▶ What you should do
Return the lines that run from the line containing "List every element" through the line containing "blood-group-placeholder: Blood Group", both included, copied exactly, with the pictures left out of the answer.

▶ Record set

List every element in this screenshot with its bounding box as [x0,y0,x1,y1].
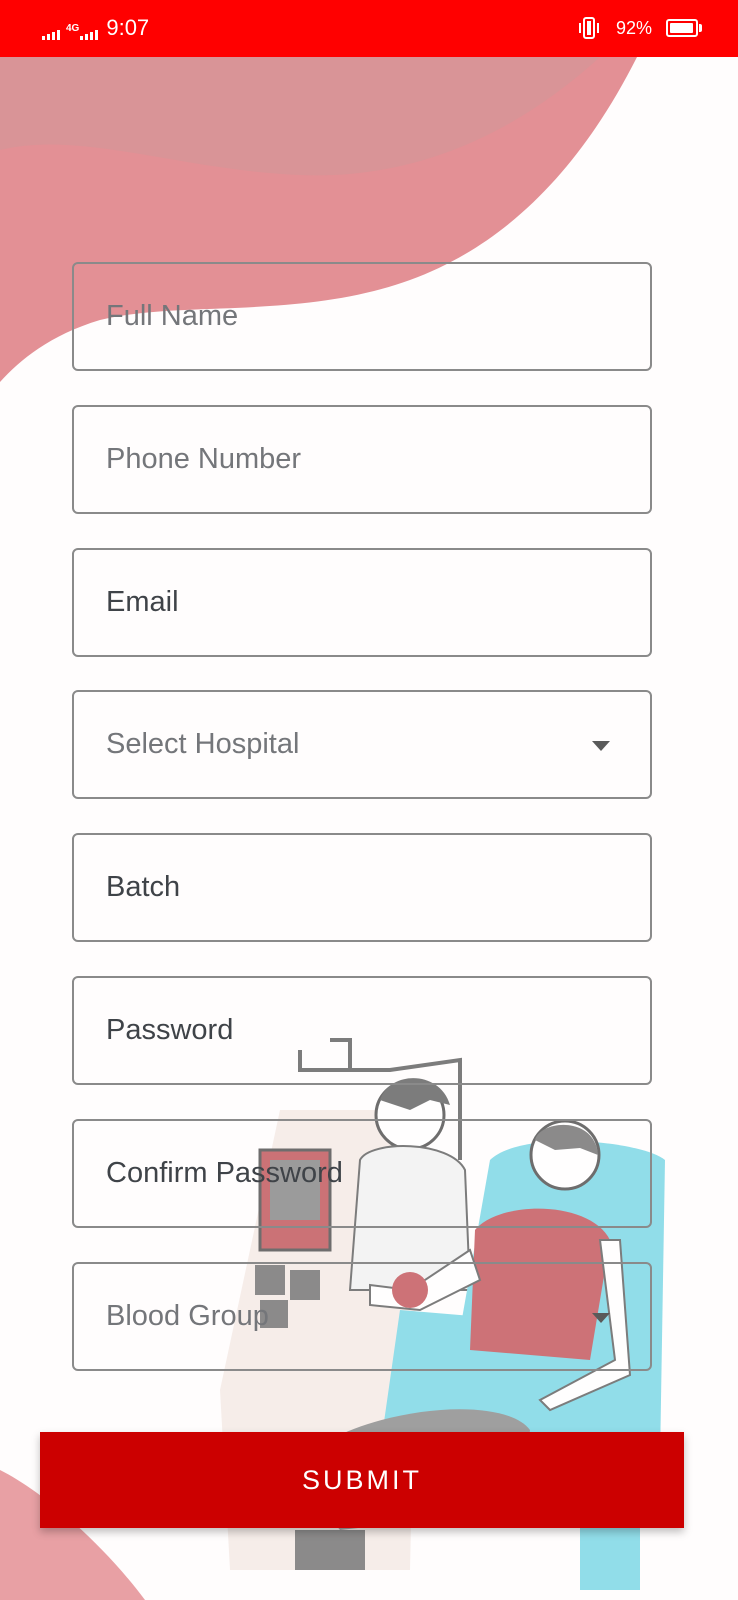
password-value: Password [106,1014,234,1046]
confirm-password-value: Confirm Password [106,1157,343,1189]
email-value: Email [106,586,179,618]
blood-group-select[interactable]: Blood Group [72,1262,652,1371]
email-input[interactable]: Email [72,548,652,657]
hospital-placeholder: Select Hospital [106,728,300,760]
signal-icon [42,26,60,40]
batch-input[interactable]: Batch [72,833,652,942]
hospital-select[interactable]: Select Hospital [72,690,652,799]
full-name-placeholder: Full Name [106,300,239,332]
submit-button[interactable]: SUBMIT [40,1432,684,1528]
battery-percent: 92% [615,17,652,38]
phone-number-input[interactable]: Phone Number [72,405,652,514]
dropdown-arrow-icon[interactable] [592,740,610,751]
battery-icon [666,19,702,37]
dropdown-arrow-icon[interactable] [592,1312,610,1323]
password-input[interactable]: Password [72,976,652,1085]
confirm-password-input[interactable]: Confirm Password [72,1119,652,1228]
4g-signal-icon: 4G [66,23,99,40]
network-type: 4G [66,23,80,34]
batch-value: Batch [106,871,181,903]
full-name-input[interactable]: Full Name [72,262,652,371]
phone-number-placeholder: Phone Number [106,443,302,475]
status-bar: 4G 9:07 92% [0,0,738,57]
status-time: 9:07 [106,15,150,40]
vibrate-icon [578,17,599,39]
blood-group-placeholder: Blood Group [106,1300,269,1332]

==

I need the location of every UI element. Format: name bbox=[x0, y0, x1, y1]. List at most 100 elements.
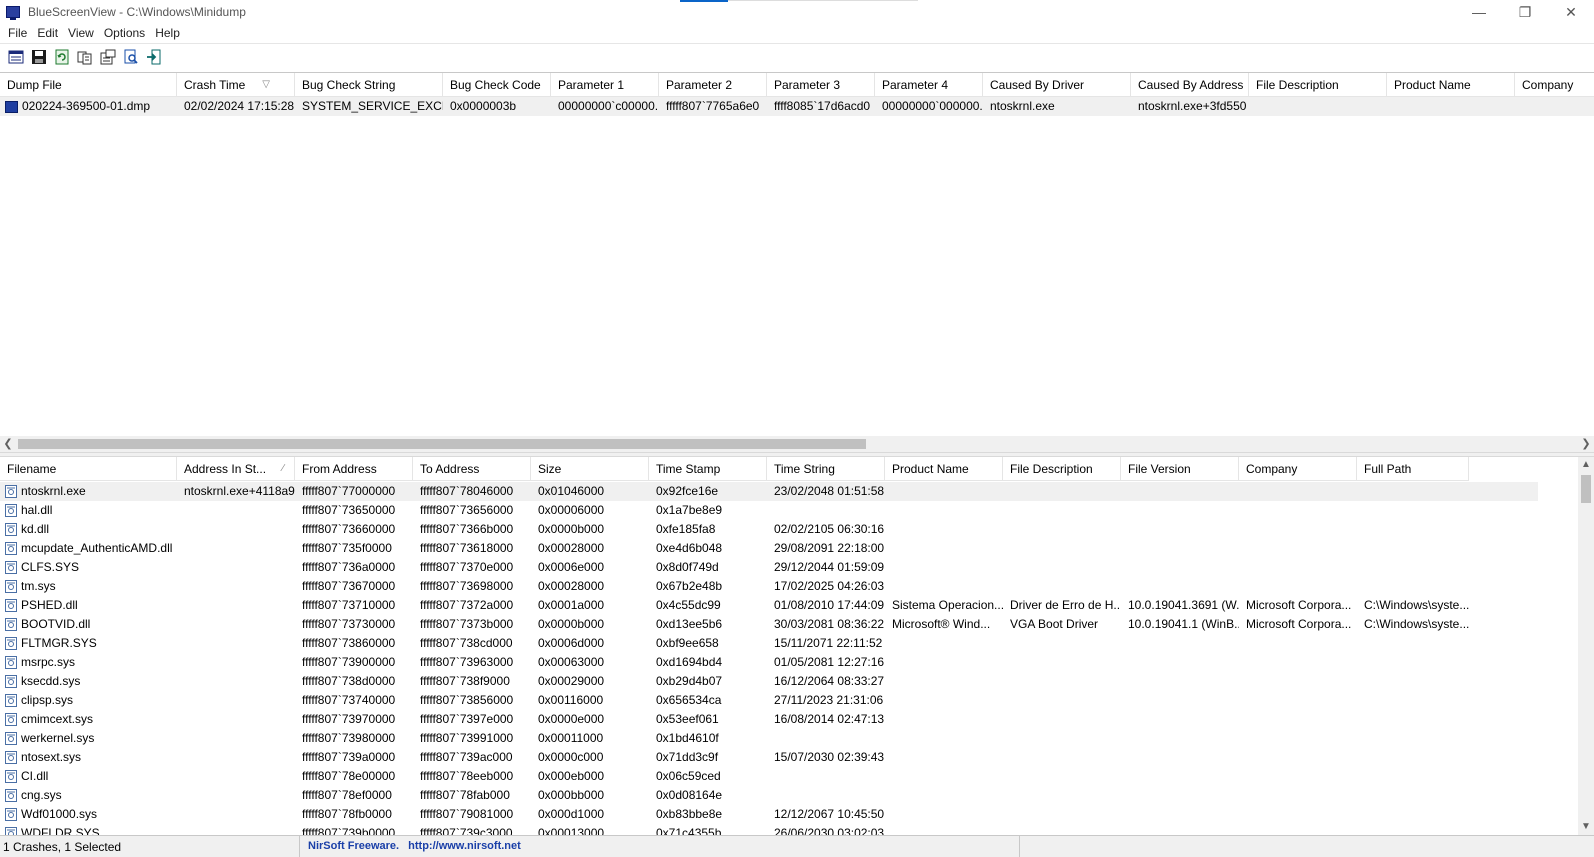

▶ Written reply
List every element in this screenshot with its bounding box as [x0,y0,x1,y1].
password-value: Password [106,1014,234,1046]
confirm-password-value: Confirm Password [106,1157,343,1189]
email-value: Email [106,586,179,618]
blood-group-select[interactable]: Blood Group [72,1262,652,1371]
email-input[interactable]: Email [72,548,652,657]
hospital-placeholder: Select Hospital [106,728,300,760]
signal-icon [42,26,60,40]
batch-input[interactable]: Batch [72,833,652,942]
hospital-select[interactable]: Select Hospital [72,690,652,799]
full-name-placeholder: Full Name [106,300,239,332]
submit-button[interactable]: SUBMIT [40,1432,684,1528]
battery-percent: 92% [615,17,652,38]
phone-number-input[interactable]: Phone Number [72,405,652,514]
dropdown-arrow-icon[interactable] [592,740,610,751]
battery-icon [666,19,702,37]
dropdown-arrow-icon[interactable] [592,1312,610,1323]
password-input[interactable]: Password [72,976,652,1085]
confirm-password-input[interactable]: Confirm Password [72,1119,652,1228]
4g-signal-icon: 4G [66,23,99,40]
network-type: 4G [66,23,80,34]
batch-value: Batch [106,871,181,903]
full-name-input[interactable]: Full Name [72,262,652,371]
phone-number-placeholder: Phone Number [106,443,302,475]
status-bar: 4G 9:07 92% [0,0,738,57]
status-time: 9:07 [106,15,150,40]
vibrate-icon [578,17,599,39]
blood-group-placeholder: Blood Group [106,1300,269,1332]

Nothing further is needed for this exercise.